■ **Data provided**:
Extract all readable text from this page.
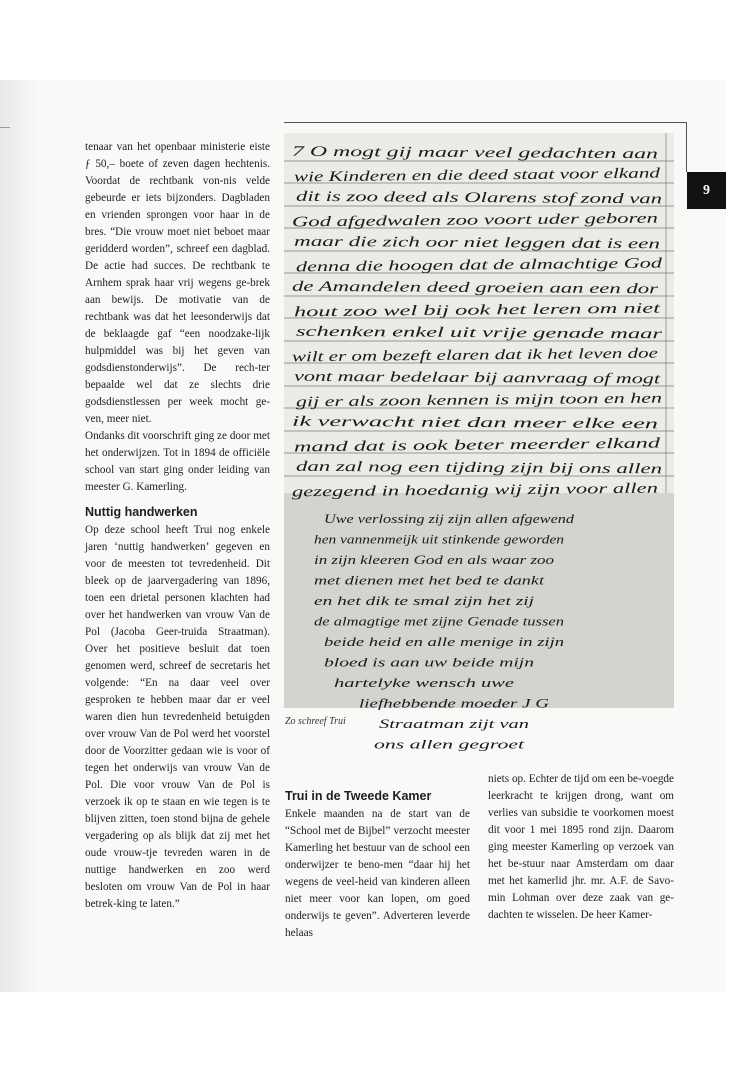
9

tenaar van het openbaar ministerie eiste ƒ 50,– boete of zeven dagen hechtenis. Voordat de rechtbank von-nis velde gebeurde er iets bijzonders. Dagbladen en vrienden sprongen voor haar in de bres. “Die vrouw moet niet beboet maar geridderd worden”, schreef een dagblad. De actie had succes. De rechtbank te Arnhem sprak haar vrij wegens ge-brek aan bewijs. De motivatie van de rechtbank was dat het leesonderwijs dat de beklaagde gaf “een noodzake-lijk hulpmiddel was bij het geven van godsdienstonderwijs”. De rech-ter bepaalde wel dat ze slechts drie godsdienstlessen per week mocht ge-ven, meer niet.

Ondanks dit voorschrift ging ze door met het onderwijzen. Tot in 1894 de officiële school van start ging onder leiding van meester G. Kamerling.

Nuttig handwerken

Op deze school heeft Trui nog enkele jaren ‘nuttig handwerken’ gegeven en voor de meesten tot tevredenheid. Dit bleek op de jaarvergadering van 1896, toen een drietal personen klachten had over het handwerken van vrouw Van de Pol (Jacoba Geer-truida Straatman). Over het positieve besluit dat toen genomen werd, schreef de secretaris het volgende: “En na daar veel over gesproken te hebben maar dar er veel waren dien hun tevredenheid betuigden over vrouw Van de Pol werd het voorstel door de Voorzitter gedaan wie is voor of tegen het onderwijs van vrouw Van de Pol. Die voor vrouw Van de Pol is verzoek ik op te staan en wie tegen is te blijven zitten, toen stond bijna de gehele vergadering op als blijk dat zij met het oude vrouw-tje tevreden waren in de nuttige handwerken en zoo werd besloten om vrouw Van de Pol in haar betrek-king te laten.”

7 O mogt gij maar veel gedachten aan
wie Kinderen en die deed staat voor elkand
dit is zoo deed als Olarens stof zond van
God afgedwalen zoo voort uder geboren
maar die zich oor niet leggen dat is een
denna die hoogen dat de almachtige God
de Amandelen deed groeien aan een dor
hout zoo wel bij ook het leren om niet
schenken enkel uit vrije genade maar
wilt er om bezeft elaren dat ik het leven doe
vont maar bedelaar bij aanvraag of mogt
gij er als zoon kennen is mijn toon en hen
ik verwacht niet dan meer elke een
mand dat is ook beter meerder elkand
dan zal nog een tijding zijn bij ons allen
gezegend in hoedanig wij zijn voor allen
Uwe verlossing zij zijn allen afgewend
hen vannenmeijk uit stinkende geworden
in zijn kleeren God en als waar zoo
met dienen met het bed te dankt
en het dik te smal zijn het zij
de almagtige met zijne Genade tussen
beide heid en alle menige in zijn
bloed is aan uw beide mijn
hartelyke wensch uwe
liefhebbende moeder J G
Straatman zijt van
ons allen gegroet
Zo schreef Trui
Trui in de Tweede Kamer

Enkele maanden na de start van de “School met de Bijbel” verzocht meester Kamerling het bestuur van de school een onderwijzer te beno-men “daar hij het wegens de veel-heid van kinderen alleen niet meer voor kan lopen, om goed onderwijs te geven”. Adverteren leverde helaas

niets op. Echter de tijd om een be-voegde leerkracht te krijgen drong, want om verlies van subsidie te voorkomen moest dit voor 1 mei 1895 rond zijn. Daarom ging meester Kamerling op verzoek van het be-stuur naar Amsterdam om daar met het kamerlid jhr. mr. A.F. de Savo-min Lohman over deze zaak van ge-dachten te wisselen. De heer Kamer-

■ **Exercise directions**: Go through the records and count every line with the word "elkand"; the answer is the number alone.

■ **Problem solution**: 2